:: To do ::
Give only the number of lines in the records below that contain the word "stakeholders".

:: Record set ::
-- begin --

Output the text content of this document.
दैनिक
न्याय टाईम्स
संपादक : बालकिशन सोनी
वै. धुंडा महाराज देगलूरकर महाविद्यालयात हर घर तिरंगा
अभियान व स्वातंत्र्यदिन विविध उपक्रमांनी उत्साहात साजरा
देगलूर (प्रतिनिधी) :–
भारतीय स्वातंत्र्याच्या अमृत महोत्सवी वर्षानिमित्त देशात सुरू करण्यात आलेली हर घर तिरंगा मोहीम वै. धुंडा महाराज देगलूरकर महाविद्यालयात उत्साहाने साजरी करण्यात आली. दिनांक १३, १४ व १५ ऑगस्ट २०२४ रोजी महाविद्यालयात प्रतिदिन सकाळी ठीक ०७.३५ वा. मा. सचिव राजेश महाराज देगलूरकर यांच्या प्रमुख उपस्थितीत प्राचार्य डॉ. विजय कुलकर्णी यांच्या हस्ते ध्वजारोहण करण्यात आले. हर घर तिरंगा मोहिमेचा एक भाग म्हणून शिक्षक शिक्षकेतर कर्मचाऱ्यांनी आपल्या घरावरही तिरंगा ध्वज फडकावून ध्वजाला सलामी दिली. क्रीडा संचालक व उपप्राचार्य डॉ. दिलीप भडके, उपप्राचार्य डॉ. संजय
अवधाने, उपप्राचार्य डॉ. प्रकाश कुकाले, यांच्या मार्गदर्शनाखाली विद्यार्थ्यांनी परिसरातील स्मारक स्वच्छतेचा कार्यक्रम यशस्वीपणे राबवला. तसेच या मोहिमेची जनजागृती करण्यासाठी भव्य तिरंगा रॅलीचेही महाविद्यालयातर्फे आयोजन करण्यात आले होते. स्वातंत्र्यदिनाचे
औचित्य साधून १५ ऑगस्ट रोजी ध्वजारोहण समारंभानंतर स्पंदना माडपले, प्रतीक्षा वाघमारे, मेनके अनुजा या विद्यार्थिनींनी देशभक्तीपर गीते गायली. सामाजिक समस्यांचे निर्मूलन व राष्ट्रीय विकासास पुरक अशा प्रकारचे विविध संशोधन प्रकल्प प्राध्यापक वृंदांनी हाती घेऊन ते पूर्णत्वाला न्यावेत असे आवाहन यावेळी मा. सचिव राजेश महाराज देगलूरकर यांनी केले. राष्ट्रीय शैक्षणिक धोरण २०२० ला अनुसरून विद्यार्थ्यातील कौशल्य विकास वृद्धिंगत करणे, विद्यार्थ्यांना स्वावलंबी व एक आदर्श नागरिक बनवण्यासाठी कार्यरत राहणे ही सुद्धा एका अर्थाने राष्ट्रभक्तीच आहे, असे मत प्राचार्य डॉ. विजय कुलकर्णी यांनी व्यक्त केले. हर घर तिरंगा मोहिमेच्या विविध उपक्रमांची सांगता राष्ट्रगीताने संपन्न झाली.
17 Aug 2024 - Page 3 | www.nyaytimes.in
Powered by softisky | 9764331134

-- end --
-- begin --

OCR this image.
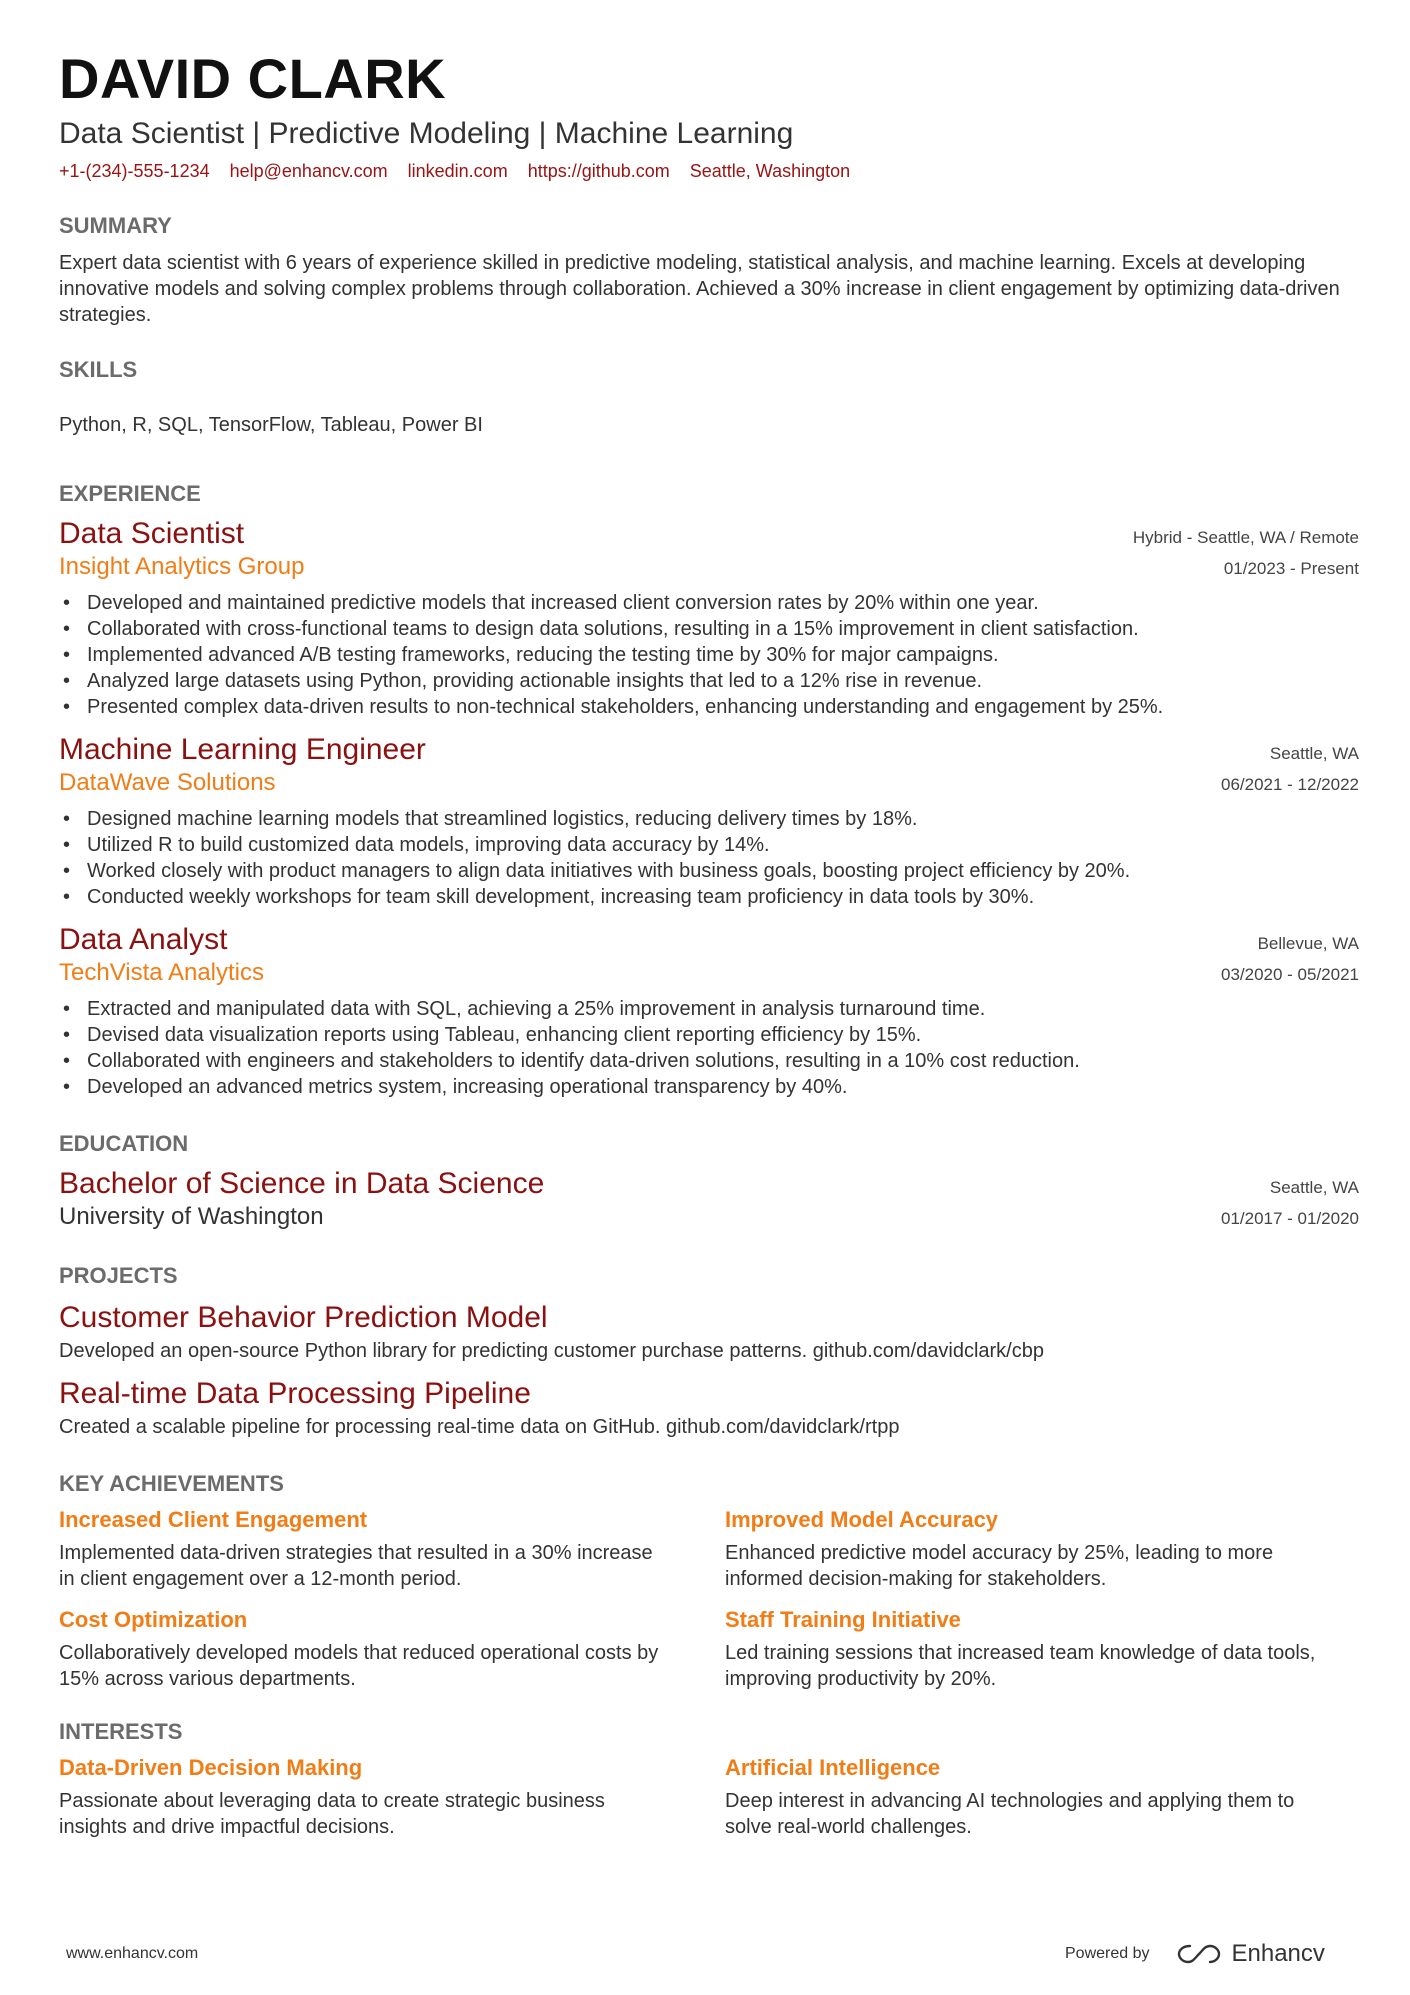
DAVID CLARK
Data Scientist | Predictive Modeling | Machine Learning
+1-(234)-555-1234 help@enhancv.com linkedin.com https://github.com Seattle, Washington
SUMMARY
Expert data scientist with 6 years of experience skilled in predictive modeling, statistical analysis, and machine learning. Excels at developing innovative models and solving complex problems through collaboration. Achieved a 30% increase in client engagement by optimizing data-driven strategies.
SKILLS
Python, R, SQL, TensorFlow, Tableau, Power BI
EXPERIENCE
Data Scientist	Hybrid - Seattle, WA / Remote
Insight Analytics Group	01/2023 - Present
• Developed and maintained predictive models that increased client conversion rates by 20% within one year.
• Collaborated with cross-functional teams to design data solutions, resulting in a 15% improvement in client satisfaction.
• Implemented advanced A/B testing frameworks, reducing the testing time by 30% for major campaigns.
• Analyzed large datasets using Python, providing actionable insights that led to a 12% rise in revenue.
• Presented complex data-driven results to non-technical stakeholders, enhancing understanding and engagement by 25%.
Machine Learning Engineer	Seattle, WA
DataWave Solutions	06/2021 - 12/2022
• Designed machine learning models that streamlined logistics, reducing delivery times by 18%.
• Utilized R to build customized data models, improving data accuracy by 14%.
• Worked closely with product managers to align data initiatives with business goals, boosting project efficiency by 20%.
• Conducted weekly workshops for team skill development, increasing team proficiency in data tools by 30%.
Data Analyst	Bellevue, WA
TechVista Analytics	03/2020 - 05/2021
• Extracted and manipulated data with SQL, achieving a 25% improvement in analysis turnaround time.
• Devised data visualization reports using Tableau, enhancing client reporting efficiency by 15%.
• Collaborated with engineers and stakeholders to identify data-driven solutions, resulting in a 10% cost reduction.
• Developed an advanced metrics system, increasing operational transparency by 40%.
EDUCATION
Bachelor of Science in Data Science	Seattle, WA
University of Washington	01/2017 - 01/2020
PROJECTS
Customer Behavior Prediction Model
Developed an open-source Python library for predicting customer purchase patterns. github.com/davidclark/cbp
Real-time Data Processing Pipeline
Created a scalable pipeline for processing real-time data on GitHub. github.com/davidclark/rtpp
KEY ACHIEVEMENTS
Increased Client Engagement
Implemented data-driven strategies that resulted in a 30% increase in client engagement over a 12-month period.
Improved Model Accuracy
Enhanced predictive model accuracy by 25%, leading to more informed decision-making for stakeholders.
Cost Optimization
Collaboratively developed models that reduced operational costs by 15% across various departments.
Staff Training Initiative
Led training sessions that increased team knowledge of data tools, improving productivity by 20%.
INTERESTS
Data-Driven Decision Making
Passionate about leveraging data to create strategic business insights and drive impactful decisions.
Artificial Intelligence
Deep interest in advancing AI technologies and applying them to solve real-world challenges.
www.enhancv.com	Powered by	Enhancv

-- end --

:: Result of the exercise ::
3